── DATA IN THIS EXERCISE ──

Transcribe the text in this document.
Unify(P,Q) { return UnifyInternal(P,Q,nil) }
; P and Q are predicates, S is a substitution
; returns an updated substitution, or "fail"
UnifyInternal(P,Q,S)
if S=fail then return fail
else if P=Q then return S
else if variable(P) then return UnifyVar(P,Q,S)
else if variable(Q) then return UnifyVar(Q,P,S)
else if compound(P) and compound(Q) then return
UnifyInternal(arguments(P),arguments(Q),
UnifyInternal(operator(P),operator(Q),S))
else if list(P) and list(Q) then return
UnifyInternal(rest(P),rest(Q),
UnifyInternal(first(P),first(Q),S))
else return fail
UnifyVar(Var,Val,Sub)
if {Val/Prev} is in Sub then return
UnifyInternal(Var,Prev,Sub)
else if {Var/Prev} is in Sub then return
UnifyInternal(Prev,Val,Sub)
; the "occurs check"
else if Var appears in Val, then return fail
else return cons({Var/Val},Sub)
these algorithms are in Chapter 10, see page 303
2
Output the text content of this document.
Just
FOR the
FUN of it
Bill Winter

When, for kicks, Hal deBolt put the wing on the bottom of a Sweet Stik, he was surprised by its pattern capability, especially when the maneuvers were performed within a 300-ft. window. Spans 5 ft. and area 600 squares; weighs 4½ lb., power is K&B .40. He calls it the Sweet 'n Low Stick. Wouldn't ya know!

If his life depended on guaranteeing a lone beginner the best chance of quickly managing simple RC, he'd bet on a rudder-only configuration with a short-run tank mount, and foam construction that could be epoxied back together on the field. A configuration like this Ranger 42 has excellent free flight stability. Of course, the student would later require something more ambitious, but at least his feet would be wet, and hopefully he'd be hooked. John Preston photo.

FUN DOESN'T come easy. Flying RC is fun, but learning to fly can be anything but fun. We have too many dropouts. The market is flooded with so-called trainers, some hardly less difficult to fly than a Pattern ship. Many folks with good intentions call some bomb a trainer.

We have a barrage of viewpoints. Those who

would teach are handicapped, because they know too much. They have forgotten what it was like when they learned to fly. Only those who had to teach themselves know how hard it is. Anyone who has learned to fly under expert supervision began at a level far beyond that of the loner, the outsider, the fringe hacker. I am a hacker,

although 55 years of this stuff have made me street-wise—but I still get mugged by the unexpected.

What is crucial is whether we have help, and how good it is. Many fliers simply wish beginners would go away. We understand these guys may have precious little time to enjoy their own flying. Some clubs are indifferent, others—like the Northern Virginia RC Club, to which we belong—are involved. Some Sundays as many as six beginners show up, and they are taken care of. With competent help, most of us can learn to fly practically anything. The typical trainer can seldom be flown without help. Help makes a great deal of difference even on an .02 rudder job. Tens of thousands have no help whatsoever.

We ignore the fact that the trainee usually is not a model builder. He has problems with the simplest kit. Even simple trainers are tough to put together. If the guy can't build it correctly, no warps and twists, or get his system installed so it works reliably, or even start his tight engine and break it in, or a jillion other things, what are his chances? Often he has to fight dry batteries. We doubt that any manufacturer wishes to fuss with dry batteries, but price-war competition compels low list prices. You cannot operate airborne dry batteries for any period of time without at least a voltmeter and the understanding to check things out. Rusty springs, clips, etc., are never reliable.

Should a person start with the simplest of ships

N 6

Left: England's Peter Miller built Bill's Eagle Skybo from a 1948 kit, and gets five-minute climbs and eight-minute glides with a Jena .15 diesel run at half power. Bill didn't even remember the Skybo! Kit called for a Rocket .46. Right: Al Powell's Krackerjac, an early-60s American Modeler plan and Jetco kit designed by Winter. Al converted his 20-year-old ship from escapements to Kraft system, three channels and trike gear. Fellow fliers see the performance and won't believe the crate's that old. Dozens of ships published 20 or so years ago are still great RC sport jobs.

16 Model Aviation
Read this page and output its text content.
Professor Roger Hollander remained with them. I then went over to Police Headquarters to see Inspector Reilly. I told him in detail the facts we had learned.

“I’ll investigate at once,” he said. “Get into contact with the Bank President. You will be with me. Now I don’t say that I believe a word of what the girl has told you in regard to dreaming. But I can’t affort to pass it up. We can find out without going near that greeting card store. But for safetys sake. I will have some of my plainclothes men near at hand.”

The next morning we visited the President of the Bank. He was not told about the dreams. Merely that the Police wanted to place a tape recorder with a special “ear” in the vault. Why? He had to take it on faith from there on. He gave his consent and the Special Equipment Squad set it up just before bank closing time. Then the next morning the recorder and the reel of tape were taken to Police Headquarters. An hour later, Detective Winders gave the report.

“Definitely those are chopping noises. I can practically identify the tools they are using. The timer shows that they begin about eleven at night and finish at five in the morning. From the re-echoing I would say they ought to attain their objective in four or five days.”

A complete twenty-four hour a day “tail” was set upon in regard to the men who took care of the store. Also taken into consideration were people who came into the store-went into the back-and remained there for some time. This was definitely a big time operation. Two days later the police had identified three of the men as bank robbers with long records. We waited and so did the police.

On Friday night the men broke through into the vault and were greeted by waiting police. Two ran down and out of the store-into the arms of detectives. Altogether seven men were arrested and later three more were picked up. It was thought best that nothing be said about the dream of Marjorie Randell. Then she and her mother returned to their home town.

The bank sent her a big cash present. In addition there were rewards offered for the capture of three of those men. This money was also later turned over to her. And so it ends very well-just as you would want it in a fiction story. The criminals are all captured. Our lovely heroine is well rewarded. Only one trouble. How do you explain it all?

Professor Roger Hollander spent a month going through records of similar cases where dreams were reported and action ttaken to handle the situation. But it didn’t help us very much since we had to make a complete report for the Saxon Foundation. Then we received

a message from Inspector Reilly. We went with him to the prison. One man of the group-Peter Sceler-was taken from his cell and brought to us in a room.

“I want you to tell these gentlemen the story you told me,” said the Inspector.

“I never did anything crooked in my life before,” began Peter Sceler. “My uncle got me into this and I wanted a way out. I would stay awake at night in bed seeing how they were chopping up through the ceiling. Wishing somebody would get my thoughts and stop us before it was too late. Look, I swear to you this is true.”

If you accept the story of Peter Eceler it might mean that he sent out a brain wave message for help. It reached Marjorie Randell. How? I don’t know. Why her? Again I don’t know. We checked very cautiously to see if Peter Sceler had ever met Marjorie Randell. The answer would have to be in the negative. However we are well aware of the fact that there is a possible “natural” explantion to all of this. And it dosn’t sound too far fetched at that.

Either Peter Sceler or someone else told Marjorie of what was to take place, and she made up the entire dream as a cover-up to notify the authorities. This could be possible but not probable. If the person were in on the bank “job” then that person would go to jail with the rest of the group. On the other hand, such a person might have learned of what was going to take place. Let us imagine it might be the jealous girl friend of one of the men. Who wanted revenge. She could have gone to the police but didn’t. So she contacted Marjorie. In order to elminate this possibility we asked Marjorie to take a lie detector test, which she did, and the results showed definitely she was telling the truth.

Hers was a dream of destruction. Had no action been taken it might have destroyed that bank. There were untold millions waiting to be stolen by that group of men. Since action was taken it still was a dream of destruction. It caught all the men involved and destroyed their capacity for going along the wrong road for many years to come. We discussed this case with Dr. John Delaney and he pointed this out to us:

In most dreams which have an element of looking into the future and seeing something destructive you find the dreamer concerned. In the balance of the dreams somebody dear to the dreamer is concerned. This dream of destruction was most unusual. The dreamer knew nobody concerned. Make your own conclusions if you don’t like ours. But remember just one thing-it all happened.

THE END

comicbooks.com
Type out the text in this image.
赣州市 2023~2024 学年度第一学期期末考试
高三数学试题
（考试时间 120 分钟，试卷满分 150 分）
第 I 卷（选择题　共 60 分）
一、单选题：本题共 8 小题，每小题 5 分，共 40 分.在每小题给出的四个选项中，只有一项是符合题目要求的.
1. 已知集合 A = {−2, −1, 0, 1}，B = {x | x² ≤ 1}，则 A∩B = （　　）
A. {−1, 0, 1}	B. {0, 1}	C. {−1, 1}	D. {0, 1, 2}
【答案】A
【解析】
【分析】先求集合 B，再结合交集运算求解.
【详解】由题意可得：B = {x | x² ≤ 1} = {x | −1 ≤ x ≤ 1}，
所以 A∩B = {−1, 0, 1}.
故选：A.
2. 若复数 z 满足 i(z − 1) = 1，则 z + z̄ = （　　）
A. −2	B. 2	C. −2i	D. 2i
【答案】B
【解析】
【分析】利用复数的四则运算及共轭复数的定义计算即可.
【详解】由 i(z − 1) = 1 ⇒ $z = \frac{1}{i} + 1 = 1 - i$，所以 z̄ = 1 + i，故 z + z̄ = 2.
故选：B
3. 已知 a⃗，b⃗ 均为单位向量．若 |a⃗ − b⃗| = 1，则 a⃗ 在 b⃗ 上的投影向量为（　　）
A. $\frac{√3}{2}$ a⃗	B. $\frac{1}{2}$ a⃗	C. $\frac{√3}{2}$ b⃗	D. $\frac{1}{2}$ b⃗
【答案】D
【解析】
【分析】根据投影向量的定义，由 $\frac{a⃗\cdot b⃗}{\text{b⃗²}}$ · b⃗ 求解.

───

■ **EXERCISE**
Search the records for the word "five" and copy every line where it occurs.

■ **TASK RESPONSE**
Left: England's Peter Miller built Bill's Eagle Skybo from a 1948 kit, and gets five-minute climbs and eight-minute glides with a Jena .15 diesel run at half power. Bill didn't even remember the Skybo! Kit called for a Rocket .46. Right: Al Powell's Krackerjac, an early-60s American Modeler plan and Jetco kit designed by Winter. Al converted his 20-year-old ship from escapements to Kraft system, three channels and trike gear. Fellow fliers see the performance and won't believe the crate's that old. Dozens of ships published 20 or so years ago are still great RC sport jobs.
“Definitely those are chopping noises. I can practically identify the tools they are using. The timer shows that they begin about eleven at night and finish at five in the morning. From the re-echoing I would say they ought to attain their objective in four or five days.”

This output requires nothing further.